──────── Dataset rows ────────

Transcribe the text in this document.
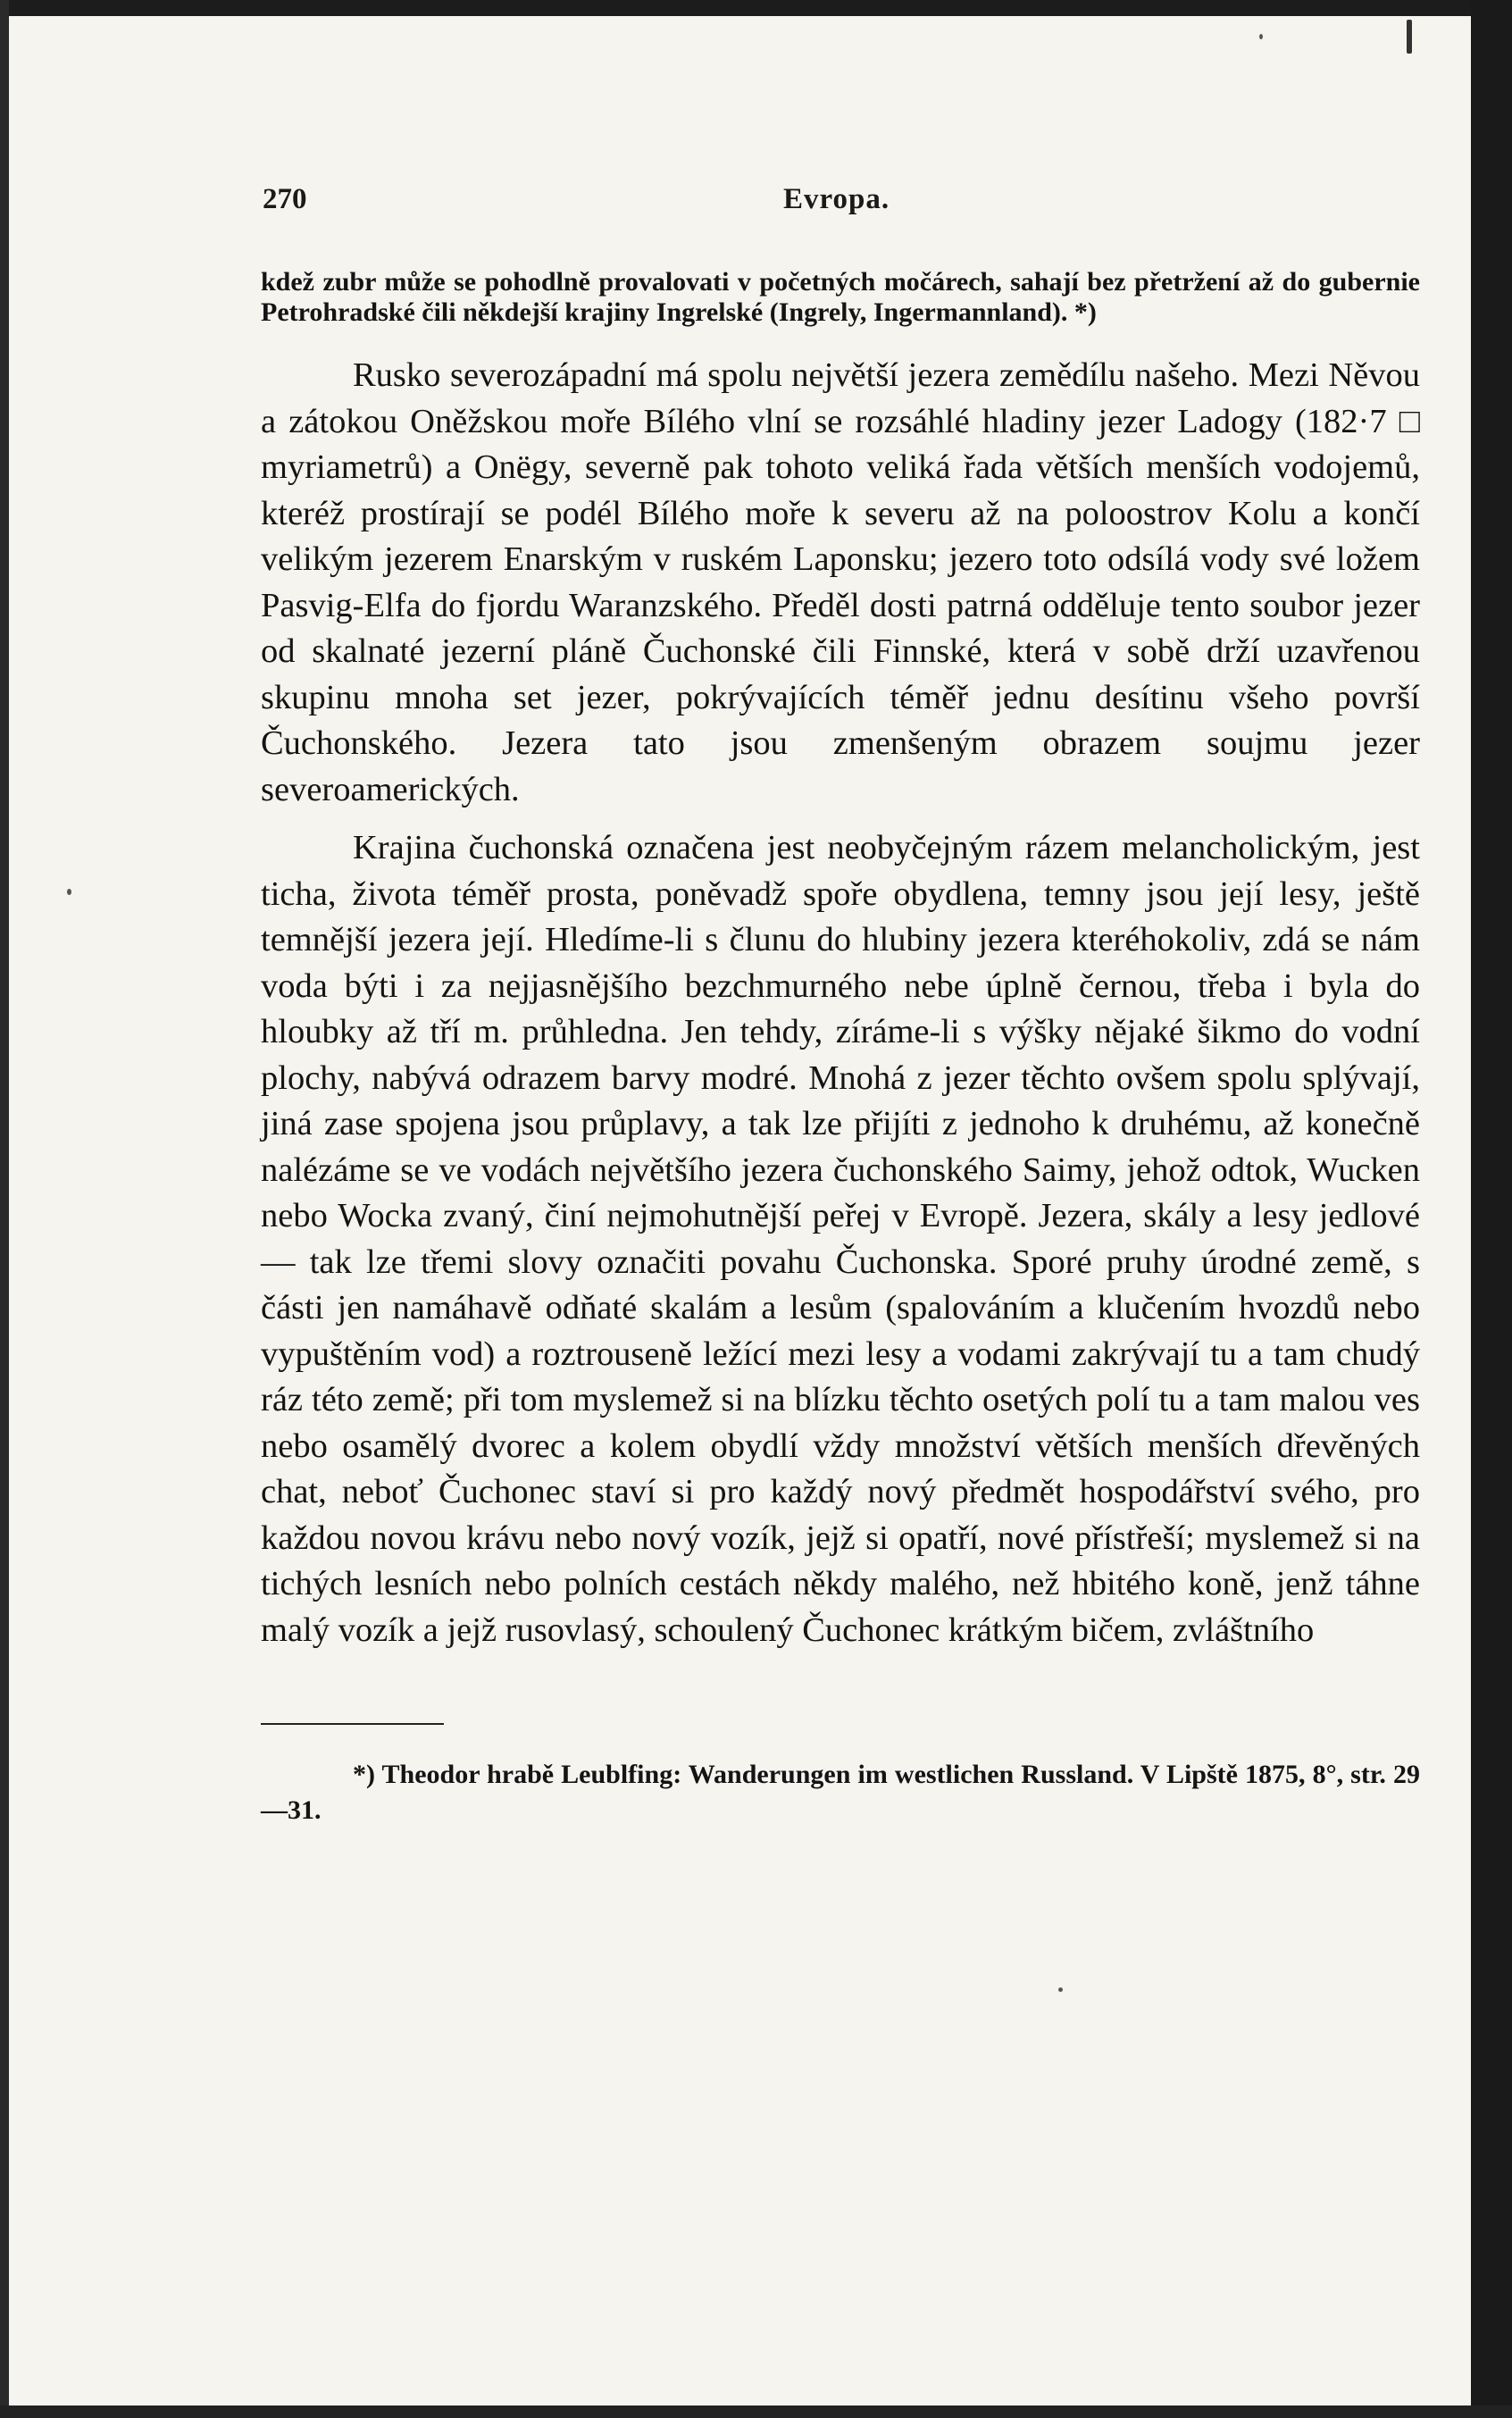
270	Evropa.
kdež zubr může se pohodlně provalovati v početných močárech, sahají bez přetržení až do gubernie Petrohradské čili někdejší krajiny Ingrelské (Ingrely, Ingermannland). *)

Rusko severozápadní má spolu největší jezera zemědílu našeho. Mezi Něvou a zátokou Oněžskou moře Bílého vlní se rozsáhlé hladiny jezer Ladogy (182·7 □ myriametrů) a Onëgy, severně pak tohoto veliká řada větších menších vodojemů, kteréž prostírají se podél Bílého moře k severu až na poloostrov Kolu a končí velikým jezerem Enarským v ruském Laponsku; jezero toto odsílá vody své ložem Pasvig-Elfa do fjordu Waranzského. Předěl dosti patrná odděluje tento soubor jezer od skalnaté jezerní pláně Čuchonské čili Finnské, která v sobě drží uzavřenou skupinu mnoha set jezer, pokrývajících téměř jednu desítinu všeho površí Čuchonského. Jezera tato jsou zmenšeným obrazem soujmu jezer severoamerických.

Krajina čuchonská označena jest neobyčejným rázem melancholickým, jest ticha, života téměř prosta, poněvadž spoře obydlena, temny jsou její lesy, ještě temnější jezera její. Hledíme-li s člunu do hlubiny jezera kteréhokoliv, zdá se nám voda býti i za nejjasnějšího bezchmurného nebe úplně černou, třeba i byla do hloubky až tří m. průhledna. Jen tehdy, zíráme-li s výšky nějaké šikmo do vodní plochy, nabývá odrazem barvy modré. Mnohá z jezer těchto ovšem spolu splývají, jiná zase spojena jsou průplavy, a tak lze přijíti z jednoho k druhému, až konečně nalézáme se ve vodách největšího jezera čuchonského Saimy, jehož odtok, Wucken nebo Wocka zvaný, činí nejmohutnější peřej v Evropě. Jezera, skály a lesy jedlové — tak lze třemi slovy označiti povahu Čuchonska. Sporé pruhy úrodné země, s části jen namáhavě odňaté skalám a lesům (spalováním a klučením hvozdů nebo vypuštěním vod) a roztrouseně ležící mezi lesy a vodami zakrývají tu a tam chudý ráz této země; při tom myslemež si na blízku těchto osetých polí tu a tam malou ves nebo osamělý dvorec a kolem obydlí vždy množství větších menších dřevěných chat, neboť Čuchonec staví si pro každý nový předmět hospodářství svého, pro každou novou krávu nebo nový vozík, jejž si opatří, nové přístřeší; myslemež si na tichých lesních nebo polních cestách někdy malého, než hbitého koně, jenž táhne malý vozík a jejž rusovlasý, schoulený Čuchonec krátkým bičem, zvláštního

*) Theodor hrabě Leublfing: Wanderungen im westlichen Russland. V Lipště 1875, 8°, str. 29—31.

────────

§ **Your instructions**
Reproduce the material in full, word for word, and omit the pictures.

§ **Answer**
Transcribe the text in this document.
270	Evropa.
kdež zubr může se pohodlně provalovati v početných močárech, sahají bez přetržení až do gubernie Petrohradské čili někdejší krajiny Ingrelské (Ingrely, Ingermannland). *)

Rusko severozápadní má spolu největší jezera zemědílu našeho. Mezi Něvou a zátokou Oněžskou moře Bílého vlní se rozsáhlé hladiny jezer Ladogy (182·7 □ myriametrů) a Onëgy, severně pak tohoto veliká řada větších menších vodojemů, kteréž prostírají se podél Bílého moře k severu až na poloostrov Kolu a končí velikým jezerem Enarským v ruském Laponsku; jezero toto odsílá vody své ložem Pasvig-Elfa do fjordu Waranzského. Předěl dosti patrná odděluje tento soubor jezer od skalnaté jezerní pláně Čuchonské čili Finnské, která v sobě drží uzavřenou skupinu mnoha set jezer, pokrývajících téměř jednu desítinu všeho površí Čuchonského. Jezera tato jsou zmenšeným obrazem soujmu jezer severoamerických.

Krajina čuchonská označena jest neobyčejným rázem melancholickým, jest ticha, života téměř prosta, poněvadž spoře obydlena, temny jsou její lesy, ještě temnější jezera její. Hledíme-li s člunu do hlubiny jezera kteréhokoliv, zdá se nám voda býti i za nejjasnějšího bezchmurného nebe úplně černou, třeba i byla do hloubky až tří m. průhledna. Jen tehdy, zíráme-li s výšky nějaké šikmo do vodní plochy, nabývá odrazem barvy modré. Mnohá z jezer těchto ovšem spolu splývají, jiná zase spojena jsou průplavy, a tak lze přijíti z jednoho k druhému, až konečně nalézáme se ve vodách největšího jezera čuchonského Saimy, jehož odtok, Wucken nebo Wocka zvaný, činí nejmohutnější peřej v Evropě. Jezera, skály a lesy jedlové — tak lze třemi slovy označiti povahu Čuchonska. Sporé pruhy úrodné země, s části jen namáhavě odňaté skalám a lesům (spalováním a klučením hvozdů nebo vypuštěním vod) a roztrouseně ležící mezi lesy a vodami zakrývají tu a tam chudý ráz této země; při tom myslemež si na blízku těchto osetých polí tu a tam malou ves nebo osamělý dvorec a kolem obydlí vždy množství větších menších dřevěných chat, neboť Čuchonec staví si pro každý nový předmět hospodářství svého, pro každou novou krávu nebo nový vozík, jejž si opatří, nové přístřeší; myslemež si na tichých lesních nebo polních cestách někdy malého, než hbitého koně, jenž táhne malý vozík a jejž rusovlasý, schoulený Čuchonec krátkým bičem, zvláštního

*) Theodor hrabě Leublfing: Wanderungen im westlichen Russland. V Lipště 1875, 8°, str. 29—31.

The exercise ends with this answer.